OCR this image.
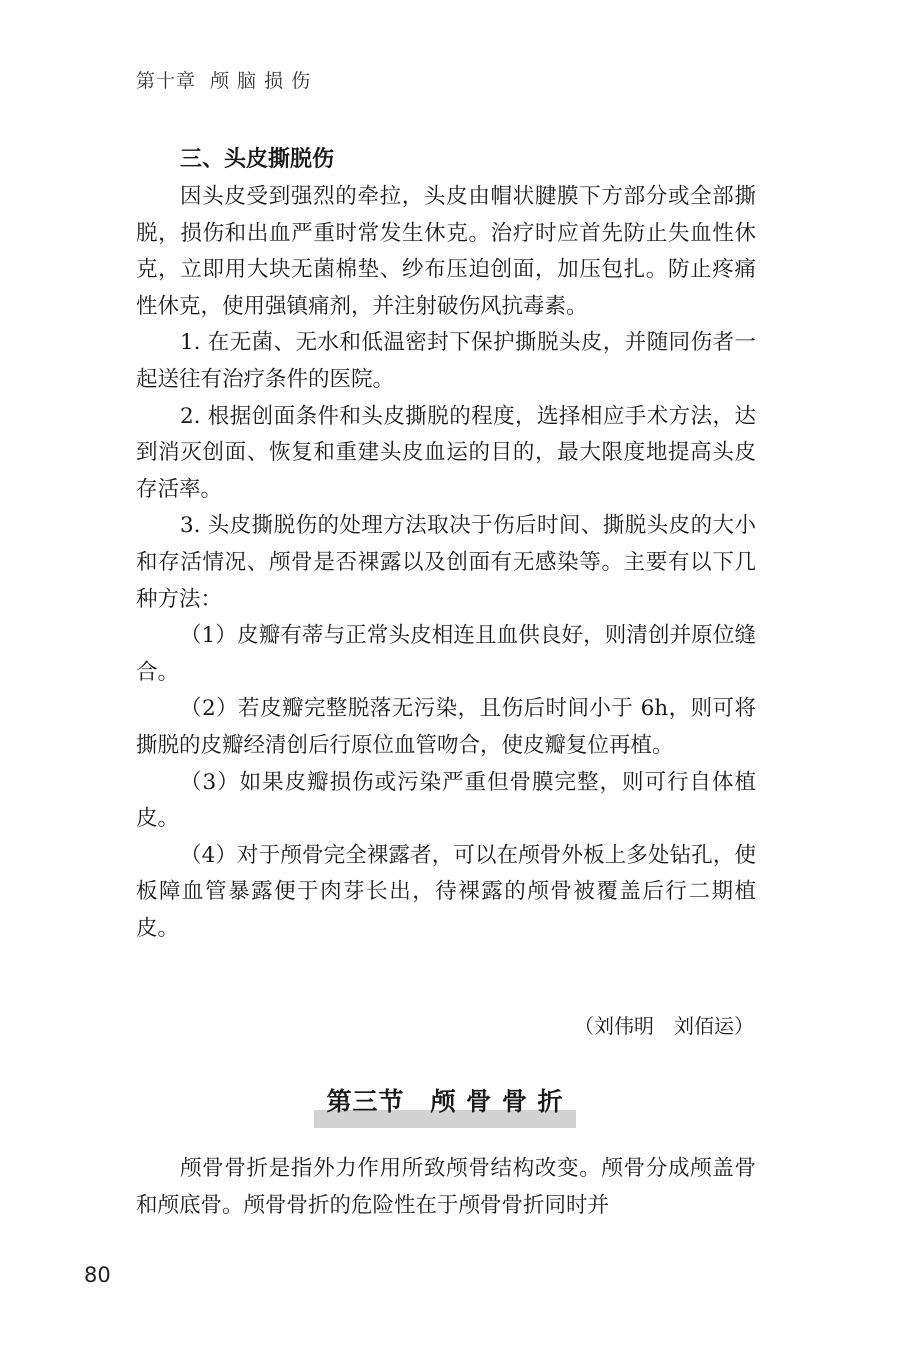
第十章 颅 脑 损 伤
三、头皮撕脱伤

因头皮受到强烈的牵拉，头皮由帽状腱膜下方部分或全部撕脱，损伤和出血严重时常发生休克。治疗时应首先防止失血性休克，立即用大块无菌棉垫、纱布压迫创面，加压包扎。防止疼痛性休克，使用强镇痛剂，并注射破伤风抗毒素。

1. 在无菌、无水和低温密封下保护撕脱头皮，并随同伤者一起送往有治疗条件的医院。

2. 根据创面条件和头皮撕脱的程度，选择相应手术方法，达到消灭创面、恢复和重建头皮血运的目的，最大限度地提高头皮存活率。

3. 头皮撕脱伤的处理方法取决于伤后时间、撕脱头皮的大小和存活情况、颅骨是否裸露以及创面有无感染等。主要有以下几种方法：

（1）皮瓣有蒂与正常头皮相连且血供良好，则清创并原位缝合。

（2）若皮瓣完整脱落无污染，且伤后时间小于 6h，则可将撕脱的皮瓣经清创后行原位血管吻合，使皮瓣复位再植。

（3）如果皮瓣损伤或污染严重但骨膜完整，则可行自体植皮。

（4）对于颅骨完全裸露者，可以在颅骨外板上多处钻孔，使板障血管暴露便于肉芽长出，待裸露的颅骨被覆盖后行二期植皮。

（刘伟明　刘佰运）
第三节　颅 骨 骨 折

颅骨骨折是指外力作用所致颅骨结构改变。颅骨分成颅盖骨和颅底骨。颅骨骨折的危险性在于颅骨骨折同时并

80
· · ·
BRIEF:
Exclude the pictures. Write out the remaining data exactly.

OUTPUT FOR THIS TASK:
OCR this image.
第十章 颅 脑 损 伤
三、头皮撕脱伤

因头皮受到强烈的牵拉，头皮由帽状腱膜下方部分或全部撕脱，损伤和出血严重时常发生休克。治疗时应首先防止失血性休克，立即用大块无菌棉垫、纱布压迫创面，加压包扎。防止疼痛性休克，使用强镇痛剂，并注射破伤风抗毒素。

1. 在无菌、无水和低温密封下保护撕脱头皮，并随同伤者一起送往有治疗条件的医院。

2. 根据创面条件和头皮撕脱的程度，选择相应手术方法，达到消灭创面、恢复和重建头皮血运的目的，最大限度地提高头皮存活率。

3. 头皮撕脱伤的处理方法取决于伤后时间、撕脱头皮的大小和存活情况、颅骨是否裸露以及创面有无感染等。主要有以下几种方法：

（1）皮瓣有蒂与正常头皮相连且血供良好，则清创并原位缝合。

（2）若皮瓣完整脱落无污染，且伤后时间小于 6h，则可将撕脱的皮瓣经清创后行原位血管吻合，使皮瓣复位再植。

（3）如果皮瓣损伤或污染严重但骨膜完整，则可行自体植皮。

（4）对于颅骨完全裸露者，可以在颅骨外板上多处钻孔，使板障血管暴露便于肉芽长出，待裸露的颅骨被覆盖后行二期植皮。

（刘伟明　刘佰运）
第三节　颅 骨 骨 折

颅骨骨折是指外力作用所致颅骨结构改变。颅骨分成颅盖骨和颅底骨。颅骨骨折的危险性在于颅骨骨折同时并

80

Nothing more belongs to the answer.